> Material for this exercise:
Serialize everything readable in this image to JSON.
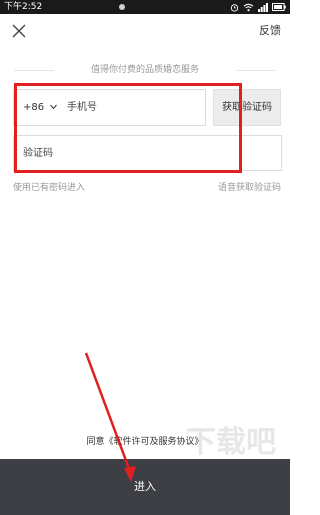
{
  "status_bar": {
    "time": "下午2:52",
    "icons": [
      "alarm-icon",
      "wifi-icon",
      "signal-icon",
      "battery-icon"
    ]
  },
  "header": {
    "close_icon": "close-icon",
    "feedback_label": "反馈"
  },
  "subtitle": "值得你付费的品质婚恋服务",
  "phone": {
    "country_code": "+86",
    "dropdown_icon": "chevron-down-icon",
    "placeholder": "手机号",
    "get_code_label": "获取验证码"
  },
  "code": {
    "placeholder": "验证码"
  },
  "links": {
    "password_login": "使用已有密码进入",
    "voice_code": "语音获取验证码"
  },
  "agreement": "同意《软件许可及服务协议》",
  "enter_label": "进入",
  "watermark": {
    "text": "下载吧",
    "site": "www.xiazaiba.com"
  },
  "annotation_color": "#e02020"
}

> Stated exercise: Repeat each record exactly as shown above, dropping all images.

> Task answer:
Serialize everything readable in this image to JSON.
{
  "status_bar": {
    "time": "下午2:52",
    "icons": [
      "alarm-icon",
      "wifi-icon",
      "signal-icon",
      "battery-icon"
    ]
  },
  "header": {
    "close_icon": "close-icon",
    "feedback_label": "反馈"
  },
  "subtitle": "值得你付费的品质婚恋服务",
  "phone": {
    "country_code": "+86",
    "dropdown_icon": "chevron-down-icon",
    "placeholder": "手机号",
    "get_code_label": "获取验证码"
  },
  "code": {
    "placeholder": "验证码"
  },
  "links": {
    "password_login": "使用已有密码进入",
    "voice_code": "语音获取验证码"
  },
  "agreement": "同意《软件许可及服务协议》",
  "enter_label": "进入",
  "watermark": {
    "text": "下载吧",
    "site": "www.xiazaiba.com"
  },
  "annotation_color": "#e02020"
}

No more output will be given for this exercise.